→ SHORT PROBLEM: Retype the material below. Keep every word exactly as it is.

-------- SUPPLIED RECORDS --------

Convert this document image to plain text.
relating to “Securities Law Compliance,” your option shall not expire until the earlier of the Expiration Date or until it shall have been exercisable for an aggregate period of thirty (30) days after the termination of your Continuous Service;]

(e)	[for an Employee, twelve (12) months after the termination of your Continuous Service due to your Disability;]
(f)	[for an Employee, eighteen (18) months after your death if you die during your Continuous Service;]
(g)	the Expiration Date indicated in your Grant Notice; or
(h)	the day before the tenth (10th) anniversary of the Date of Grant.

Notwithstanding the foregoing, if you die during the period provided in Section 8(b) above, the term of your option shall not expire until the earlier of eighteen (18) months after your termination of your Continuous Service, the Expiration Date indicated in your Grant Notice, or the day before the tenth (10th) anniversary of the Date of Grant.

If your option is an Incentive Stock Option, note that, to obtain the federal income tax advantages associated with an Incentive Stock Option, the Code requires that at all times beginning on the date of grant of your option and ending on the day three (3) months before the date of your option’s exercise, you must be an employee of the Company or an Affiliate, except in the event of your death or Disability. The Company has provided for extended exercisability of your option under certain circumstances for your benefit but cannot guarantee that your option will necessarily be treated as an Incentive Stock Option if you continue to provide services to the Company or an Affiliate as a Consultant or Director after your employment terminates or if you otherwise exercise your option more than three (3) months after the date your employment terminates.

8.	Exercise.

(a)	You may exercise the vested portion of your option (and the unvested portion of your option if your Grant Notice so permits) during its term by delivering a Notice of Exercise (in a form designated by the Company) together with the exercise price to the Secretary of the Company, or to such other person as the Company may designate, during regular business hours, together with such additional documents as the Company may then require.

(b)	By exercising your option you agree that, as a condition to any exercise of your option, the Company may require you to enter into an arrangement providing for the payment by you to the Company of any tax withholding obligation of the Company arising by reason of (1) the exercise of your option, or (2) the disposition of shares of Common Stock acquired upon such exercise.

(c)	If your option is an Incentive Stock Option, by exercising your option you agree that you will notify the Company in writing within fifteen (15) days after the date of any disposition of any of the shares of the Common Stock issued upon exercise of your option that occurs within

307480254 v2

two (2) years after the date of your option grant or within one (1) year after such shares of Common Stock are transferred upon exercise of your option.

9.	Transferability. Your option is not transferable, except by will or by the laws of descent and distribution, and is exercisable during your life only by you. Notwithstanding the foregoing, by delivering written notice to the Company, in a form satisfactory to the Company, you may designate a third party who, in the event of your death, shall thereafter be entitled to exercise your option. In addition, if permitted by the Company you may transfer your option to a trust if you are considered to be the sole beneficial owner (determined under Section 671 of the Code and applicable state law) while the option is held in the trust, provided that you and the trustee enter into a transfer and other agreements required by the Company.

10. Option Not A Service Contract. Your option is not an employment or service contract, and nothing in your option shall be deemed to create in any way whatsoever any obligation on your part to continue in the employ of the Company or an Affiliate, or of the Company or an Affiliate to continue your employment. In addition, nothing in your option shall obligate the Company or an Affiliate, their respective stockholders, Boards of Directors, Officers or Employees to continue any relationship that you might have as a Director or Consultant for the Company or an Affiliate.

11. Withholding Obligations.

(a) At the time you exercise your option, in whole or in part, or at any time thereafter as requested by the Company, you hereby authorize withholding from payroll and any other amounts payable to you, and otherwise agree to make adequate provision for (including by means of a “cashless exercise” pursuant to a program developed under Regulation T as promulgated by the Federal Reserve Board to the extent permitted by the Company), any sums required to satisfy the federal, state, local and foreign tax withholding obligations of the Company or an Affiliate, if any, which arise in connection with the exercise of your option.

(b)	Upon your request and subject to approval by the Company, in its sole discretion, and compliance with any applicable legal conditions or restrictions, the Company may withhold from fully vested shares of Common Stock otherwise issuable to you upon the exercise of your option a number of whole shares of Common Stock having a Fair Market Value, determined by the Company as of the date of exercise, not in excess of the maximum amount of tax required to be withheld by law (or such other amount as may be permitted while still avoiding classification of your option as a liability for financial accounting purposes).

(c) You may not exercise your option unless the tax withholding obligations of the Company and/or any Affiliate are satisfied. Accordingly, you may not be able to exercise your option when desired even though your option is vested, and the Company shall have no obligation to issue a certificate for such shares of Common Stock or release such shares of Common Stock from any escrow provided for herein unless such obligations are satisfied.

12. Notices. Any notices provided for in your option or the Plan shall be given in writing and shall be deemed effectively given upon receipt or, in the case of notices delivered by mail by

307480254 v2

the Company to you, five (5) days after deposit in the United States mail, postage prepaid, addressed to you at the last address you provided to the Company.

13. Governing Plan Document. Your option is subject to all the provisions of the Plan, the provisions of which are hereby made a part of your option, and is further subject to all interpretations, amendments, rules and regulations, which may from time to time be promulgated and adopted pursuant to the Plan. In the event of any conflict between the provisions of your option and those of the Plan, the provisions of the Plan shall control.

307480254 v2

--------

→ RESULT FOR THIS EXERCISE:
Convert this document image to plain text.
relating to “Securities Law Compliance,” your option shall not expire until the earlier of the Expiration Date or until it shall have been exercisable for an aggregate period of thirty (30) days after the termination of your Continuous Service;]

(e)	[for an Employee, twelve (12) months after the termination of your Continuous Service due to your Disability;]
(f)	[for an Employee, eighteen (18) months after your death if you die during your Continuous Service;]
(g)	the Expiration Date indicated in your Grant Notice; or
(h)	the day before the tenth (10th) anniversary of the Date of Grant.

Notwithstanding the foregoing, if you die during the period provided in Section 8(b) above, the term of your option shall not expire until the earlier of eighteen (18) months after your termination of your Continuous Service, the Expiration Date indicated in your Grant Notice, or the day before the tenth (10th) anniversary of the Date of Grant.

If your option is an Incentive Stock Option, note that, to obtain the federal income tax advantages associated with an Incentive Stock Option, the Code requires that at all times beginning on the date of grant of your option and ending on the day three (3) months before the date of your option’s exercise, you must be an employee of the Company or an Affiliate, except in the event of your death or Disability. The Company has provided for extended exercisability of your option under certain circumstances for your benefit but cannot guarantee that your option will necessarily be treated as an Incentive Stock Option if you continue to provide services to the Company or an Affiliate as a Consultant or Director after your employment terminates or if you otherwise exercise your option more than three (3) months after the date your employment terminates.

8.	Exercise.

(a)	You may exercise the vested portion of your option (and the unvested portion of your option if your Grant Notice so permits) during its term by delivering a Notice of Exercise (in a form designated by the Company) together with the exercise price to the Secretary of the Company, or to such other person as the Company may designate, during regular business hours, together with such additional documents as the Company may then require.

(b)	By exercising your option you agree that, as a condition to any exercise of your option, the Company may require you to enter into an arrangement providing for the payment by you to the Company of any tax withholding obligation of the Company arising by reason of (1) the exercise of your option, or (2) the disposition of shares of Common Stock acquired upon such exercise.

(c)	If your option is an Incentive Stock Option, by exercising your option you agree that you will notify the Company in writing within fifteen (15) days after the date of any disposition of any of the shares of the Common Stock issued upon exercise of your option that occurs within

307480254 v2

two (2) years after the date of your option grant or within one (1) year after such shares of Common Stock are transferred upon exercise of your option.

9.	Transferability. Your option is not transferable, except by will or by the laws of descent and distribution, and is exercisable during your life only by you. Notwithstanding the foregoing, by delivering written notice to the Company, in a form satisfactory to the Company, you may designate a third party who, in the event of your death, shall thereafter be entitled to exercise your option. In addition, if permitted by the Company you may transfer your option to a trust if you are considered to be the sole beneficial owner (determined under Section 671 of the Code and applicable state law) while the option is held in the trust, provided that you and the trustee enter into a transfer and other agreements required by the Company.

10. Option Not A Service Contract. Your option is not an employment or service contract, and nothing in your option shall be deemed to create in any way whatsoever any obligation on your part to continue in the employ of the Company or an Affiliate, or of the Company or an Affiliate to continue your employment. In addition, nothing in your option shall obligate the Company or an Affiliate, their respective stockholders, Boards of Directors, Officers or Employees to continue any relationship that you might have as a Director or Consultant for the Company or an Affiliate.

11. Withholding Obligations.

(a) At the time you exercise your option, in whole or in part, or at any time thereafter as requested by the Company, you hereby authorize withholding from payroll and any other amounts payable to you, and otherwise agree to make adequate provision for (including by means of a “cashless exercise” pursuant to a program developed under Regulation T as promulgated by the Federal Reserve Board to the extent permitted by the Company), any sums required to satisfy the federal, state, local and foreign tax withholding obligations of the Company or an Affiliate, if any, which arise in connection with the exercise of your option.

(b)	Upon your request and subject to approval by the Company, in its sole discretion, and compliance with any applicable legal conditions or restrictions, the Company may withhold from fully vested shares of Common Stock otherwise issuable to you upon the exercise of your option a number of whole shares of Common Stock having a Fair Market Value, determined by the Company as of the date of exercise, not in excess of the maximum amount of tax required to be withheld by law (or such other amount as may be permitted while still avoiding classification of your option as a liability for financial accounting purposes).

(c) You may not exercise your option unless the tax withholding obligations of the Company and/or any Affiliate are satisfied. Accordingly, you may not be able to exercise your option when desired even though your option is vested, and the Company shall have no obligation to issue a certificate for such shares of Common Stock or release such shares of Common Stock from any escrow provided for herein unless such obligations are satisfied.

12. Notices. Any notices provided for in your option or the Plan shall be given in writing and shall be deemed effectively given upon receipt or, in the case of notices delivered by mail by

307480254 v2

the Company to you, five (5) days after deposit in the United States mail, postage prepaid, addressed to you at the last address you provided to the Company.

13. Governing Plan Document. Your option is subject to all the provisions of the Plan, the provisions of which are hereby made a part of your option, and is further subject to all interpretations, amendments, rules and regulations, which may from time to time be promulgated and adopted pursuant to the Plan. In the event of any conflict between the provisions of your option and those of the Plan, the provisions of the Plan shall control.

307480254 v2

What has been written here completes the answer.